____ MATERIAL TO PROCESS

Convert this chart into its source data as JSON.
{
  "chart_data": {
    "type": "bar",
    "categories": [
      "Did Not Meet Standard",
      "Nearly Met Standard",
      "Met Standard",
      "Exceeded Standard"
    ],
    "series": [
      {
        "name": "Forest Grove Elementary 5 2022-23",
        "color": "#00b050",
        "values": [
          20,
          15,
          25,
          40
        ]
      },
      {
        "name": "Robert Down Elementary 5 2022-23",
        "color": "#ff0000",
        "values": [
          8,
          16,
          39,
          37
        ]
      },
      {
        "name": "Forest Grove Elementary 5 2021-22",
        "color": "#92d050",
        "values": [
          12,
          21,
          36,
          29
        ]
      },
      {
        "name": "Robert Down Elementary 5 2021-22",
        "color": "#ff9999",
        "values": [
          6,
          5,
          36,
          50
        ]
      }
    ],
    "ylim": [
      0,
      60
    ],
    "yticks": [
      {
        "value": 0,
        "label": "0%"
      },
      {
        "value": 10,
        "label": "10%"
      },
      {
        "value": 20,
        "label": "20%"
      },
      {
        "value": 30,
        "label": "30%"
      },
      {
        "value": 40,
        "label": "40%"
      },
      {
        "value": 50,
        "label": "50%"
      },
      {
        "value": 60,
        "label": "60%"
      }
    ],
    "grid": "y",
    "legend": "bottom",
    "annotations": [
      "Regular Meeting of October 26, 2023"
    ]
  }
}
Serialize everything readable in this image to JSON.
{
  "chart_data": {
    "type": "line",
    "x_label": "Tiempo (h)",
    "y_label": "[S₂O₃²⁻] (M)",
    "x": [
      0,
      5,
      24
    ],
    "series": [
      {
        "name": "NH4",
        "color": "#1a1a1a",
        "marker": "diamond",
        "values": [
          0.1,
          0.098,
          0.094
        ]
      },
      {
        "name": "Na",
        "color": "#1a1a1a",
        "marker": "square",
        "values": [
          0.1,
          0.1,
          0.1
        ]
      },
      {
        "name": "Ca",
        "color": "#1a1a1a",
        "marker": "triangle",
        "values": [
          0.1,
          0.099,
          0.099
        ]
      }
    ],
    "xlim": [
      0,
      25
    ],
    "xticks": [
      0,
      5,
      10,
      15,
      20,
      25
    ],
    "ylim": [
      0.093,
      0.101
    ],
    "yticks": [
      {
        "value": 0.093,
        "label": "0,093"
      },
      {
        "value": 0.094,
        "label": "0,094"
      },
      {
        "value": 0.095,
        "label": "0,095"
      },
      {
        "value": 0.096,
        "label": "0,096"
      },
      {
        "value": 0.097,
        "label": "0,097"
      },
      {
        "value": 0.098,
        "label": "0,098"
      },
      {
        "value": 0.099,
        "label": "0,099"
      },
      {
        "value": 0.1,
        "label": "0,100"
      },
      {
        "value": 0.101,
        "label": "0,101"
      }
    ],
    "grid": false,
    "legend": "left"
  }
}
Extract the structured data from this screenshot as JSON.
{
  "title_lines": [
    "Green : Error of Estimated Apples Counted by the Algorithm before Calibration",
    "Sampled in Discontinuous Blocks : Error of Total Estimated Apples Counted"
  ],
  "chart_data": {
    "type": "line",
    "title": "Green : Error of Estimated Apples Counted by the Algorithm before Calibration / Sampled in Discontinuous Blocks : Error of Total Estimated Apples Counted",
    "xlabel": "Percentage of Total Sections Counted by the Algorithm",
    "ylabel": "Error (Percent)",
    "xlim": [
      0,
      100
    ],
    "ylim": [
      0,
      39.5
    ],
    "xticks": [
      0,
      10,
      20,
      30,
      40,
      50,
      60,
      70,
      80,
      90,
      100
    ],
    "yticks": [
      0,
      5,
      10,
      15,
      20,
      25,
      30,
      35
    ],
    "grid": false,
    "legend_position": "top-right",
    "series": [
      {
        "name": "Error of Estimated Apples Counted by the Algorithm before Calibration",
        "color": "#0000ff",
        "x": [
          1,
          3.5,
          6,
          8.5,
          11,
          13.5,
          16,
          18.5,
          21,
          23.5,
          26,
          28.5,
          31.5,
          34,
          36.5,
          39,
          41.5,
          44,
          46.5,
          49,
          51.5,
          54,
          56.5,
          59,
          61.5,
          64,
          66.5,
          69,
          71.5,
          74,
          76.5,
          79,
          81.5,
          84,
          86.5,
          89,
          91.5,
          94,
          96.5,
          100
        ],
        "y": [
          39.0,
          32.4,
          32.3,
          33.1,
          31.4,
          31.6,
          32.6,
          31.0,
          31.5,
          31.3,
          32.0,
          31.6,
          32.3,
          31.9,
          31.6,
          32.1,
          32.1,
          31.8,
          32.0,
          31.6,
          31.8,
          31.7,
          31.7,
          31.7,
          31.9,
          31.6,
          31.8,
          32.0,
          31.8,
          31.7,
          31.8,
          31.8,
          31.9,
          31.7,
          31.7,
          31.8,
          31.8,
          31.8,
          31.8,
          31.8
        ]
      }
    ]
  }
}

________

◆ **WRITTEN REQUEST**: Set down all of the records shown above once more, exactly.

◆ **ANSWER BELOW**:
Convert this chart into its source data as JSON.
{
  "chart_data": {
    "type": "bar",
    "categories": [
      "Did Not Meet Standard",
      "Nearly Met Standard",
      "Met Standard",
      "Exceeded Standard"
    ],
    "series": [
      {
        "name": "Forest Grove Elementary 5 2022-23",
        "color": "#00b050",
        "values": [
          20,
          15,
          25,
          40
        ]
      },
      {
        "name": "Robert Down Elementary 5 2022-23",
        "color": "#ff0000",
        "values": [
          8,
          16,
          39,
          37
        ]
      },
      {
        "name": "Forest Grove Elementary 5 2021-22",
        "color": "#92d050",
        "values": [
          12,
          21,
          36,
          29
        ]
      },
      {
        "name": "Robert Down Elementary 5 2021-22",
        "color": "#ff9999",
        "values": [
          6,
          5,
          36,
          50
        ]
      }
    ],
    "ylim": [
      0,
      60
    ],
    "yticks": [
      {
        "value": 0,
        "label": "0%"
      },
      {
        "value": 10,
        "label": "10%"
      },
      {
        "value": 20,
        "label": "20%"
      },
      {
        "value": 30,
        "label": "30%"
      },
      {
        "value": 40,
        "label": "40%"
      },
      {
        "value": 50,
        "label": "50%"
      },
      {
        "value": 60,
        "label": "60%"
      }
    ],
    "grid": "y",
    "legend": "bottom",
    "annotations": [
      "Regular Meeting of October 26, 2023"
    ]
  }
}
Serialize everything readable in this image to JSON.
{
  "chart_data": {
    "type": "line",
    "x_label": "Tiempo (h)",
    "y_label": "[S₂O₃²⁻] (M)",
    "x": [
      0,
      5,
      24
    ],
    "series": [
      {
        "name": "NH4",
        "color": "#1a1a1a",
        "marker": "diamond",
        "values": [
          0.1,
          0.098,
          0.094
        ]
      },
      {
        "name": "Na",
        "color": "#1a1a1a",
        "marker": "square",
        "values": [
          0.1,
          0.1,
          0.1
        ]
      },
      {
        "name": "Ca",
        "color": "#1a1a1a",
        "marker": "triangle",
        "values": [
          0.1,
          0.099,
          0.099
        ]
      }
    ],
    "xlim": [
      0,
      25
    ],
    "xticks": [
      0,
      5,
      10,
      15,
      20,
      25
    ],
    "ylim": [
      0.093,
      0.101
    ],
    "yticks": [
      {
        "value": 0.093,
        "label": "0,093"
      },
      {
        "value": 0.094,
        "label": "0,094"
      },
      {
        "value": 0.095,
        "label": "0,095"
      },
      {
        "value": 0.096,
        "label": "0,096"
      },
      {
        "value": 0.097,
        "label": "0,097"
      },
      {
        "value": 0.098,
        "label": "0,098"
      },
      {
        "value": 0.099,
        "label": "0,099"
      },
      {
        "value": 0.1,
        "label": "0,100"
      },
      {
        "value": 0.101,
        "label": "0,101"
      }
    ],
    "grid": false,
    "legend": "left"
  }
}
Extract the structured data from this screenshot as JSON.
{
  "title_lines": [
    "Green : Error of Estimated Apples Counted by the Algorithm before Calibration",
    "Sampled in Discontinuous Blocks : Error of Total Estimated Apples Counted"
  ],
  "chart_data": {
    "type": "line",
    "title": "Green : Error of Estimated Apples Counted by the Algorithm before Calibration / Sampled in Discontinuous Blocks : Error of Total Estimated Apples Counted",
    "xlabel": "Percentage of Total Sections Counted by the Algorithm",
    "ylabel": "Error (Percent)",
    "xlim": [
      0,
      100
    ],
    "ylim": [
      0,
      39.5
    ],
    "xticks": [
      0,
      10,
      20,
      30,
      40,
      50,
      60,
      70,
      80,
      90,
      100
    ],
    "yticks": [
      0,
      5,
      10,
      15,
      20,
      25,
      30,
      35
    ],
    "grid": false,
    "legend_position": "top-right",
    "series": [
      {
        "name": "Error of Estimated Apples Counted by the Algorithm before Calibration",
        "color": "#0000ff",
        "x": [
          1,
          3.5,
          6,
          8.5,
          11,
          13.5,
          16,
          18.5,
          21,
          23.5,
          26,
          28.5,
          31.5,
          34,
          36.5,
          39,
          41.5,
          44,
          46.5,
          49,
          51.5,
          54,
          56.5,
          59,
          61.5,
          64,
          66.5,
          69,
          71.5,
          74,
          76.5,
          79,
          81.5,
          84,
          86.5,
          89,
          91.5,
          94,
          96.5,
          100
        ],
        "y": [
          39.0,
          32.4,
          32.3,
          33.1,
          31.4,
          31.6,
          32.6,
          31.0,
          31.5,
          31.3,
          32.0,
          31.6,
          32.3,
          31.9,
          31.6,
          32.1,
          32.1,
          31.8,
          32.0,
          31.6,
          31.8,
          31.7,
          31.7,
          31.7,
          31.9,
          31.6,
          31.8,
          32.0,
          31.8,
          31.7,
          31.8,
          31.8,
          31.9,
          31.7,
          31.7,
          31.8,
          31.8,
          31.8,
          31.8,
          31.8
        ]
      }
    ]
  }
}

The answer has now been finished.